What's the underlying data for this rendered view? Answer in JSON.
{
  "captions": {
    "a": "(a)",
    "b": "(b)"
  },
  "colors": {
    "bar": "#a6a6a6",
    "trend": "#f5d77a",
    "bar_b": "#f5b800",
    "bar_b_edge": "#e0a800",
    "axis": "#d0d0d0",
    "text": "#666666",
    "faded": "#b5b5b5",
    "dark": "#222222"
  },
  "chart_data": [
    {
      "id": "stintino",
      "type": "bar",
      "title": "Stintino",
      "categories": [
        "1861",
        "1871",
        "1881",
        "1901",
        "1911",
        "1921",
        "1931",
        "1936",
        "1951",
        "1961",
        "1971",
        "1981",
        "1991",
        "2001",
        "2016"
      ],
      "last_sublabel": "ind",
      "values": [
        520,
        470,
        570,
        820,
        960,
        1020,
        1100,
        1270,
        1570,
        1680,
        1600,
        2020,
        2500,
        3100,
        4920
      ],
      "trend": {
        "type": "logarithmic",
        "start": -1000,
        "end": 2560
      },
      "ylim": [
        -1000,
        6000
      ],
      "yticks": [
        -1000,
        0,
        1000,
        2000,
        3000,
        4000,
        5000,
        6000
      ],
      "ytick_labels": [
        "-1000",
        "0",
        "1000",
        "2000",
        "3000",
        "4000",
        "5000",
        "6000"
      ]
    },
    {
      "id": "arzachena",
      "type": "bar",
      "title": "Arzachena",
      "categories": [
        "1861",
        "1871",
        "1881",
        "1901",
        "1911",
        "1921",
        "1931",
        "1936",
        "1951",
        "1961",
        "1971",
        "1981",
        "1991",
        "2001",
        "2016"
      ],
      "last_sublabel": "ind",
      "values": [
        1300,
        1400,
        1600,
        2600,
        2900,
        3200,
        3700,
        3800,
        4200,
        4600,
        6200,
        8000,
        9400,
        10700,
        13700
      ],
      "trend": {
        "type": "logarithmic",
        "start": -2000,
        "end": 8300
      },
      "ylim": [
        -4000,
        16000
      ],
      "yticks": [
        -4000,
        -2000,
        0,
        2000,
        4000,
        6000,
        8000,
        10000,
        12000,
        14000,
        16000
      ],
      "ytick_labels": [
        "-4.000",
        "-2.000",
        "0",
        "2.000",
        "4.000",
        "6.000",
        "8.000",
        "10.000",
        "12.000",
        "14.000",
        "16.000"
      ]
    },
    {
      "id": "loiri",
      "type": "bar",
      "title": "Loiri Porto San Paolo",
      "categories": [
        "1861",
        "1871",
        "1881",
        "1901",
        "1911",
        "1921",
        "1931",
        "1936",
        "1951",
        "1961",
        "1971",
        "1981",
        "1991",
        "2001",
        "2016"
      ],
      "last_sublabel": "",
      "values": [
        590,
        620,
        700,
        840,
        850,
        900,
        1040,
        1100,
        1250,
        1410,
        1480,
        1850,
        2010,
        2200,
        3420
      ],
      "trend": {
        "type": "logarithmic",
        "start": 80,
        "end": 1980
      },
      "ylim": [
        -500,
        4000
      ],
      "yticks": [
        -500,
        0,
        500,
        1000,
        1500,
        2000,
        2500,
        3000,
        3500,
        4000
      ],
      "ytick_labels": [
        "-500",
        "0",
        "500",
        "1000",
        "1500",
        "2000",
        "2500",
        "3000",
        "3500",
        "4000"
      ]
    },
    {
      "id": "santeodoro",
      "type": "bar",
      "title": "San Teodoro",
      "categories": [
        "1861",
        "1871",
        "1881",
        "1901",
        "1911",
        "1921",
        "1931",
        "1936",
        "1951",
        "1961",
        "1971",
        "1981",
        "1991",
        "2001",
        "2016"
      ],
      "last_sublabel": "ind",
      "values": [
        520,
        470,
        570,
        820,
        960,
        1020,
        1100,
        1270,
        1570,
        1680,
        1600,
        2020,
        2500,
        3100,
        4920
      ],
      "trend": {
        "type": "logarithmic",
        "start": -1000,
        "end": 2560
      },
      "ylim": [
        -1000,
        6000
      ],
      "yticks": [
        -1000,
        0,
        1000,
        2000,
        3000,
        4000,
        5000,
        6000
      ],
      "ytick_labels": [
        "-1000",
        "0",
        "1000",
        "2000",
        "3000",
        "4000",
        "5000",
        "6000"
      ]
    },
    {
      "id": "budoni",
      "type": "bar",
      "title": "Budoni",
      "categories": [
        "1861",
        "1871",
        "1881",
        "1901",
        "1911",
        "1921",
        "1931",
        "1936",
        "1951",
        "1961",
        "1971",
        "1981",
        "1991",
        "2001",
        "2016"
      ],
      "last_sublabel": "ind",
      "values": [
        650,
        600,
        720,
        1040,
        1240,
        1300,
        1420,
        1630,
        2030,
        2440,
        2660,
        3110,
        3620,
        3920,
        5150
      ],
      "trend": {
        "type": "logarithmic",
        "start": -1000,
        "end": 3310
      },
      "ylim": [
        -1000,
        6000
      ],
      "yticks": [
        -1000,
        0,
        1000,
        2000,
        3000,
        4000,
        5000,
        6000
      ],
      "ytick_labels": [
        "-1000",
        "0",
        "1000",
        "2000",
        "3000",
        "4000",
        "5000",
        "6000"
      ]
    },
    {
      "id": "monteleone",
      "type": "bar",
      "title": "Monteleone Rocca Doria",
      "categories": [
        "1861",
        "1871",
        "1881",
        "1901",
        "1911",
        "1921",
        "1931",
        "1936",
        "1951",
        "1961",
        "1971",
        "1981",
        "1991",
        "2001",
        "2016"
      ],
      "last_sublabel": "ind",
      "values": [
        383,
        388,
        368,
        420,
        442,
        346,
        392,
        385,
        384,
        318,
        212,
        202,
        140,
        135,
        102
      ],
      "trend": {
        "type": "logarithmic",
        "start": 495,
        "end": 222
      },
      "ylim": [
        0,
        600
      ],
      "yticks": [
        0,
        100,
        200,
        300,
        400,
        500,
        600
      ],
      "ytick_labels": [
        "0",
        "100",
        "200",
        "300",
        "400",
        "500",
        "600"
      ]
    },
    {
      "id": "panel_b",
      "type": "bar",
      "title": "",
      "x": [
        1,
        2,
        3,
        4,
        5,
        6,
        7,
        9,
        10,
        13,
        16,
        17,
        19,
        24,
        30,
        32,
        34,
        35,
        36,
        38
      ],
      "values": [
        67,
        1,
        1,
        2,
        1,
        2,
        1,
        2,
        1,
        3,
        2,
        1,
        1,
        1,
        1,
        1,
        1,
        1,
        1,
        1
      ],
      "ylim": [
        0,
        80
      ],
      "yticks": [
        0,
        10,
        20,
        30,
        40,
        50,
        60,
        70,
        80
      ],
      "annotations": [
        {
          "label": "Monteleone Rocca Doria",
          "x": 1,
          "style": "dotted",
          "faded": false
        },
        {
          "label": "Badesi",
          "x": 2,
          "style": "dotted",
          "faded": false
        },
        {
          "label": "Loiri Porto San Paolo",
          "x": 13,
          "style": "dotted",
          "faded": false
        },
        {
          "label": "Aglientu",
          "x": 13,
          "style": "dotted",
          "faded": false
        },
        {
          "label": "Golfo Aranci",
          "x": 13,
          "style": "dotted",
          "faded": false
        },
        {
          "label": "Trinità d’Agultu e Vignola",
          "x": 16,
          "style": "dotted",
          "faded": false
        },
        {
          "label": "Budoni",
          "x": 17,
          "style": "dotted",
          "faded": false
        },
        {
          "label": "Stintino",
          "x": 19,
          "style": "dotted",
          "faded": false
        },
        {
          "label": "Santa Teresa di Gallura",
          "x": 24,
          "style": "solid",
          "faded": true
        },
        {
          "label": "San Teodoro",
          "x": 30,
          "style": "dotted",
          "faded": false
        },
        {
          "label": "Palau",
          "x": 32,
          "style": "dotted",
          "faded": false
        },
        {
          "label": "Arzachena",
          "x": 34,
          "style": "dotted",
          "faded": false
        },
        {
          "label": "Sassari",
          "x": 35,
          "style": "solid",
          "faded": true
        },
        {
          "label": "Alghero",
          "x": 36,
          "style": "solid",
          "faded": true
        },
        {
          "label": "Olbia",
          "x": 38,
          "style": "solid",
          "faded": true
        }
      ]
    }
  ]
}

────

_What is asked:_ Filter for "Porto". Return all lines that hold it.

_The reply:_
      "title": "Loiri Porto San Paolo",
          "label": "Loiri Porto San Paolo",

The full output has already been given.